PASSAGE TO READ »
============================================================

As Americans we tend to think of all this as something that happened over there.  We came, we fought, we kicked ass, we went home.  We are by and large oblivious to the fact that it could happen here.  We are too busy with our comfortable lives, and so disenchanted by the options available to us, to pay much attention to politics.  Yet 80 years ago or so a man legally and publicly elected to office unleashed upon his own people and two continents a bloodletting of epic proportions.  Other changes of power, perhaps less legal, but more devastating, have ravished the former Soviet Union and China and Cambodia and any number of other places.

If we believe it can’t happen here, we are blind to the signs of such a thing building.  Blind because it has always been someone else, somewhere else.  Blind because we have always considered ourselves the cavalry that rides in to save the day, rather than the damsel bound to the railroad track in need of saving.  We don’t have the cultural or historical metaphors to warn us if, or more likely when, we begin down a road that leads to self-destruction.

Here  there are reminders everywhere.  Plaques.  Memorials.  American flags on the tops of hills in the middle of nowhere, grateful reminders and salutes to the foreign troops that, once upon a time, gave their lives to free the lives of the French.  Everywhere there are reminders of the depths of the depravity that lurks in each human heart.  And this continent’s recorded history – much older and deeper than our own – says that even such memorials have not been and will not be enough to prevent something similar from happening again.

It is an unfortunate reality that it is far easier to give one’s time and money to building and visiting somber memorials to the atrocities of human history than it is to live our lives so that such memorials will not be necessary.

Open the Church

July 19, 2015

Today is the first Sunday that I haven’t been in church since embarking on this adventure.

The first Sunday we attended an ELCA-equivalent church with our German friends in Ulm.  I couldn’t understand a word of it but they were relatively liturgical so I could somewhat track the flow of the service.  Last Sunday I visited the Anglican chaplaincy near the University of Strasbourg.  But I already told you about that.

Today we are in Paris.  I’ll begin by admitting that getting to church today was not a priority, and I don’t feel bad saying that.  And neither should you – upon rare occasion.  Church is a blessing of God, not a law.  Sometimes it’s OK to take a day off.  I won’t yell at you.  Just don’t let the one Sunday become two, and then three, and then however many.  Don’t do it too often or you begin to forget the many gifts that God gives you in Word and Sacrament ministry.

============================================================

INFORMATION SUPPLIED »
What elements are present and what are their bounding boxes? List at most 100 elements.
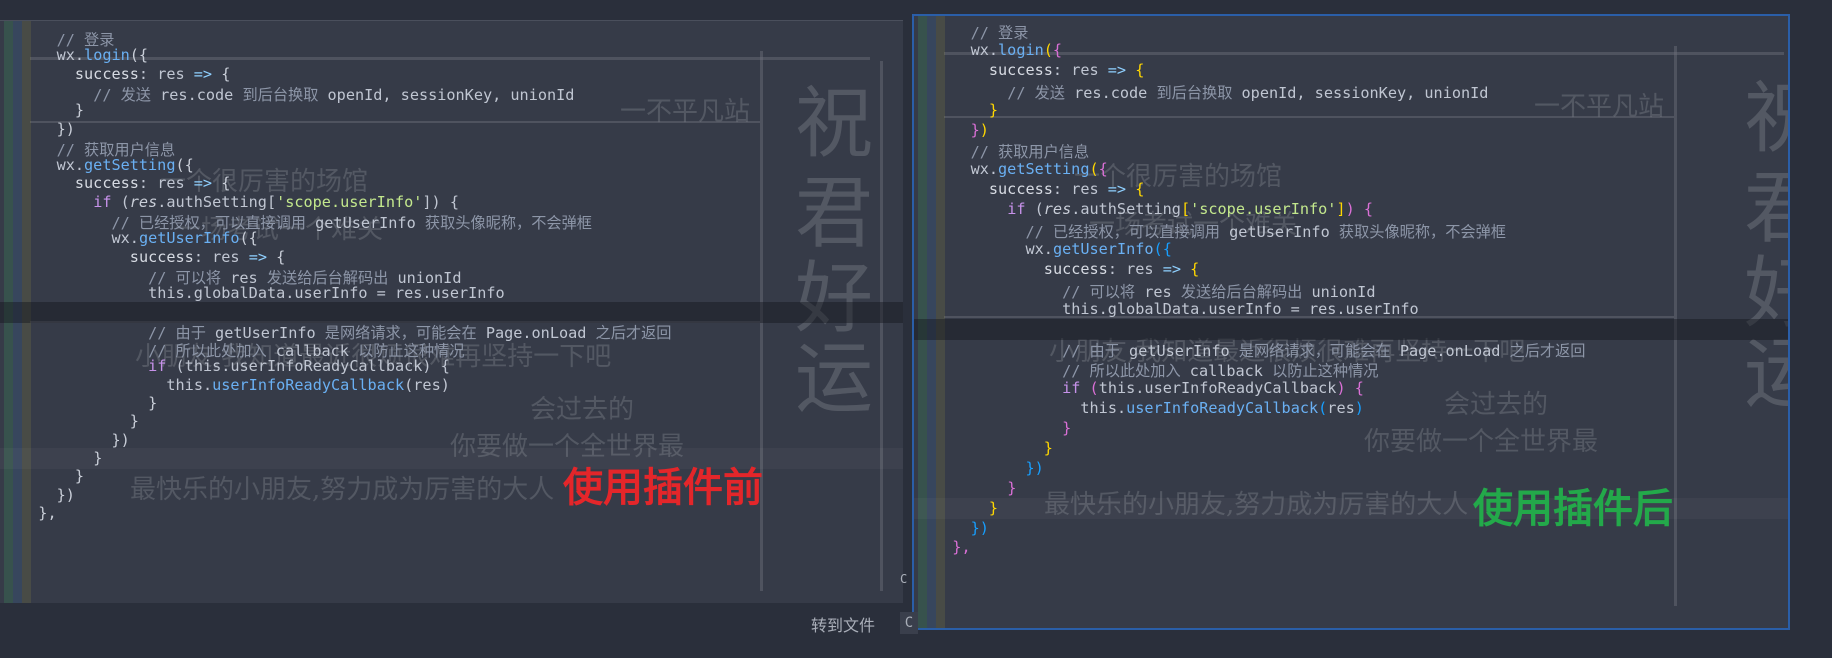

============================================================

DO THIS »
Reproduce the travel reflection word for word, from "It is an unfortunate" up to and including "you about that.".

TASK RESULT »
It is an unfortunate reality that it is far easier to give one’s time and money to building and visiting somber memorials to the atrocities of human history than it is to live our lives so that such memorials will not be necessary.

Open the Church

July 19, 2015

Today is the first Sunday that I haven’t been in church since embarking on this adventure.

The first Sunday we attended an ELCA-equivalent church with our German friends in Ulm.  I couldn’t understand a word of it but they were relatively liturgical so I could somewhat track the flow of the service.  Last Sunday I visited the Anglican chaplaincy near the University of Strasbourg.  But I already told you about that.